The difficulty was perhaps the old one, that crabbed age and youth cannot live together. At Rusper, when the same Visitor came there, it was found that the four sisters were disturbed by the intrigues of an external visitor, for the nuns deposed “that a certain William Tychenor hath frequent access to the said priory and there sows discord between the prioress, sisters and other persons living there”[1669]; sometimes the lay servants of a house seem to have stirred up quarrels among their mistresses and in 1302 John of Pontoise ordered the nuns of Wherwell “to punish well secular persons, both sisters and others, whoever they may be, who reply improperly and impudently to the religious ladies, and especially those who sow quarrels and disputes among the ladies”[1670].
Injunctions as to the making of corrections usually had in view the prevention of ill feeling, by ensuring that such corrections should not be made in a harsh or unfair manner and should take place only in the chapter-house and not in the presence of strangers. It will be remembered that the wicked prioress of Catesby, Margaret Wavere, used to rebuke and reproach her nuns before secular folk, and treat them with great cruelty; her the Bishop charged
vnder payne of cursyng that moderly and benygnely ye trete your susters, specyally in correctyng thaire defautes, so that ye make your correcyones oonly in the chaptre hous of suche defautz and excesse as be open and in presence of your sustres[1671].

▶ Dataset records

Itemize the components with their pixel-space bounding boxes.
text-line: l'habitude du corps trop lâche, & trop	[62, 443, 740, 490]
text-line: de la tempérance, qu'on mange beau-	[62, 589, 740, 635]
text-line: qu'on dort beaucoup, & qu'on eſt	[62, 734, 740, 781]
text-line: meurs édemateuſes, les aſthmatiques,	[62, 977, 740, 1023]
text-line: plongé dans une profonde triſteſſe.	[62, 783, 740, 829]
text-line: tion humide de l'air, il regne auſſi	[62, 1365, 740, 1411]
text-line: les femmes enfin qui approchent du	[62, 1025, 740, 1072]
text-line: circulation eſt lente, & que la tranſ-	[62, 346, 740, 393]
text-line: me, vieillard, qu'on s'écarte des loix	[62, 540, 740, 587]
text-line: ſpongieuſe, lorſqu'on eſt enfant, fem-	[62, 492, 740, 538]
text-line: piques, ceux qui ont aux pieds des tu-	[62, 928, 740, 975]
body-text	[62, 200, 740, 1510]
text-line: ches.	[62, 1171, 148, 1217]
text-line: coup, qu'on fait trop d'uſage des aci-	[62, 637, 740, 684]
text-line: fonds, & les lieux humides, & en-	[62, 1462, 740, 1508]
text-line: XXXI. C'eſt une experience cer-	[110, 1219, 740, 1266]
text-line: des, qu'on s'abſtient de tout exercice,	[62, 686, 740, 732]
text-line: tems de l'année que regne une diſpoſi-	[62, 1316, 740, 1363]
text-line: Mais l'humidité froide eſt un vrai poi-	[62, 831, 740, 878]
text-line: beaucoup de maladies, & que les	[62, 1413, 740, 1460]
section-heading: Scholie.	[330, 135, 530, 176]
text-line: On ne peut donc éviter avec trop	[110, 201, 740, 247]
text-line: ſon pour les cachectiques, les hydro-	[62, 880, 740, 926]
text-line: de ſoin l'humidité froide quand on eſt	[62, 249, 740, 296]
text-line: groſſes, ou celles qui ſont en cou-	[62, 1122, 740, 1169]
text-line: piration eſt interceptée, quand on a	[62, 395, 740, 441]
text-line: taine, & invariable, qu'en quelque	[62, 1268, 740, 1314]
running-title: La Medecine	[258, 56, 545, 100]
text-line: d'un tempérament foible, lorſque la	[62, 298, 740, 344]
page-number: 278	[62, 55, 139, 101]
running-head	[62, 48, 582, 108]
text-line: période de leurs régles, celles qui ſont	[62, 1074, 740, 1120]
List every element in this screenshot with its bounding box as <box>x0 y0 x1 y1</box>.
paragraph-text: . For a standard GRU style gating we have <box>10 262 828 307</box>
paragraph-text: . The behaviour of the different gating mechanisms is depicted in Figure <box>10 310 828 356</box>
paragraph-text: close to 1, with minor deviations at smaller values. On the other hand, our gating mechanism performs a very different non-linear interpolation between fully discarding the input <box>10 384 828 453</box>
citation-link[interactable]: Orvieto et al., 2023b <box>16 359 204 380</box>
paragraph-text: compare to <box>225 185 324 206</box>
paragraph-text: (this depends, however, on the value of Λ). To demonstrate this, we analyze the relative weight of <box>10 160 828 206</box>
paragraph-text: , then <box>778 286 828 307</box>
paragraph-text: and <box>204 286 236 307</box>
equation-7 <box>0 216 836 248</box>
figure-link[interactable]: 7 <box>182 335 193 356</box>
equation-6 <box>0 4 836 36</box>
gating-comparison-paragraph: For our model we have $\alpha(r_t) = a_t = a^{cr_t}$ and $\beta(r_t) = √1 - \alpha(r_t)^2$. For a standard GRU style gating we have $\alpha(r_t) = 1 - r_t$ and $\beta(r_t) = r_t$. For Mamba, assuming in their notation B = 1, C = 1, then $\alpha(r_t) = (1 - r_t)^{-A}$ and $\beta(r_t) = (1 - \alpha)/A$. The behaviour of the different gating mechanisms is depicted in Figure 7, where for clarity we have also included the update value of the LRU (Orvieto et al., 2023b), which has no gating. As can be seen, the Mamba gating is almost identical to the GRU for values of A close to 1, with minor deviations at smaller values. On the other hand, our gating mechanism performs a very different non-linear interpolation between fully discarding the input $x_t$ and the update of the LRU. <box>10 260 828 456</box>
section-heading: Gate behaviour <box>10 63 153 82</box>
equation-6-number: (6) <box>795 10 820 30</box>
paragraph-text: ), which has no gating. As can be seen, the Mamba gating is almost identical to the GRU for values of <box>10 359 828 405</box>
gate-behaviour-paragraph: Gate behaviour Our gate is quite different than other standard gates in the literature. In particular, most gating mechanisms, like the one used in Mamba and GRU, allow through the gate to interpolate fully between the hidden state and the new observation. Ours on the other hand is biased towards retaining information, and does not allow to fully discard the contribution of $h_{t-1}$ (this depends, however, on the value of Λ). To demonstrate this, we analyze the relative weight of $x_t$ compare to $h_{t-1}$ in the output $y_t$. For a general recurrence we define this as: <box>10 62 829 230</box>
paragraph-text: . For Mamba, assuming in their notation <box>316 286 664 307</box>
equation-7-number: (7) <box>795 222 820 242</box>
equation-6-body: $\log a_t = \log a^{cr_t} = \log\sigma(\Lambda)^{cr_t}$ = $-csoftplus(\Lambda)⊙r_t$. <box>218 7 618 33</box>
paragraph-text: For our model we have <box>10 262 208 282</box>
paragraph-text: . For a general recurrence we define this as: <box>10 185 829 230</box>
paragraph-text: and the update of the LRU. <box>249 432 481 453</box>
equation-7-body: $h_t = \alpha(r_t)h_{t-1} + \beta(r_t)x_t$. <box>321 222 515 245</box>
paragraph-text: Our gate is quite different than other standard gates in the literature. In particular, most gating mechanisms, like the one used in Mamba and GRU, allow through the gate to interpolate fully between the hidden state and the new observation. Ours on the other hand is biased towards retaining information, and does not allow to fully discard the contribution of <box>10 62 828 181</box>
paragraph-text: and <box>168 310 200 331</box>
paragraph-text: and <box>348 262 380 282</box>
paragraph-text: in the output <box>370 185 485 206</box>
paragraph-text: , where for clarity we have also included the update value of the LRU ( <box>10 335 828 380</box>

▶ Task objective
Rewrite the text on quarrels among nuns between "Injunctions as to" and "of your sustres[1671].", inclusive, changing "Bishop" to "Visitor" throughout.

▶ Written reply
Injunctions as to the making of corrections usually had in view the prevention of ill feeling, by ensuring that such corrections should not be made in a harsh or unfair manner and should take place only in the chapter-house and not in the presence of strangers. It will be remembered that the wicked prioress of Catesby, Margaret Wavere, used to rebuke and reproach her nuns before secular folk, and treat them with great cruelty; her the Visitor charged
vnder payne of cursyng that moderly and benygnely ye trete your susters, specyally in correctyng thaire defautes, so that ye make your correcyones oonly in the chaptre hous of suche defautz and excesse as be open and in presence of your sustres[1671].